EXERCISE BRIEF:
Set down, in full, every record in the block.

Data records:

== == ==

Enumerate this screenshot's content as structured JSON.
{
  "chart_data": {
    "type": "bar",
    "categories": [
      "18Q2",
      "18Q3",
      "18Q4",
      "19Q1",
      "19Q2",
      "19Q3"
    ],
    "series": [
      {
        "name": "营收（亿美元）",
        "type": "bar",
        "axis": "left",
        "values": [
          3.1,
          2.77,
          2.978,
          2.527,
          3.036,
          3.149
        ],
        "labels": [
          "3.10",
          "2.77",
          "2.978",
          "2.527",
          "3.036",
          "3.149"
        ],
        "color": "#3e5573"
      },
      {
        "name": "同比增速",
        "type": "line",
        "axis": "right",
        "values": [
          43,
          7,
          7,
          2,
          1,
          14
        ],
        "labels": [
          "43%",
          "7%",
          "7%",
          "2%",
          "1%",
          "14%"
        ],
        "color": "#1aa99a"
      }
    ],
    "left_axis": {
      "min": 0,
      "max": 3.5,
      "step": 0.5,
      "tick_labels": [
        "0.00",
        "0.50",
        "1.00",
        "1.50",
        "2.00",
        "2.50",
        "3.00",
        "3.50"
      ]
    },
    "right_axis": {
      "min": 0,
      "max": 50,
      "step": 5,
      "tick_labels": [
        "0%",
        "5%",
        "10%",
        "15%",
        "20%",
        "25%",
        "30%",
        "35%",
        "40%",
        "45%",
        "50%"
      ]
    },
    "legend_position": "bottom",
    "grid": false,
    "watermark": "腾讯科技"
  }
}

== == ==

SOLUTION FOR THIS TASK:
Enumerate this screenshot's content as structured JSON.
{
  "chart_data": {
    "type": "bar",
    "categories": [
      "18Q2",
      "18Q3",
      "18Q4",
      "19Q1",
      "19Q2",
      "19Q3"
    ],
    "series": [
      {
        "name": "营收（亿美元）",
        "type": "bar",
        "axis": "left",
        "values": [
          3.1,
          2.77,
          2.978,
          2.527,
          3.036,
          3.149
        ],
        "labels": [
          "3.10",
          "2.77",
          "2.978",
          "2.527",
          "3.036",
          "3.149"
        ],
        "color": "#3e5573"
      },
      {
        "name": "同比增速",
        "type": "line",
        "axis": "right",
        "values": [
          43,
          7,
          7,
          2,
          1,
          14
        ],
        "labels": [
          "43%",
          "7%",
          "7%",
          "2%",
          "1%",
          "14%"
        ],
        "color": "#1aa99a"
      }
    ],
    "left_axis": {
      "min": 0,
      "max": 3.5,
      "step": 0.5,
      "tick_labels": [
        "0.00",
        "0.50",
        "1.00",
        "1.50",
        "2.00",
        "2.50",
        "3.00",
        "3.50"
      ]
    },
    "right_axis": {
      "min": 0,
      "max": 50,
      "step": 5,
      "tick_labels": [
        "0%",
        "5%",
        "10%",
        "15%",
        "20%",
        "25%",
        "30%",
        "35%",
        "40%",
        "45%",
        "50%"
      ]
    },
    "legend_position": "bottom",
    "grid": false,
    "watermark": "腾讯科技"
  }
}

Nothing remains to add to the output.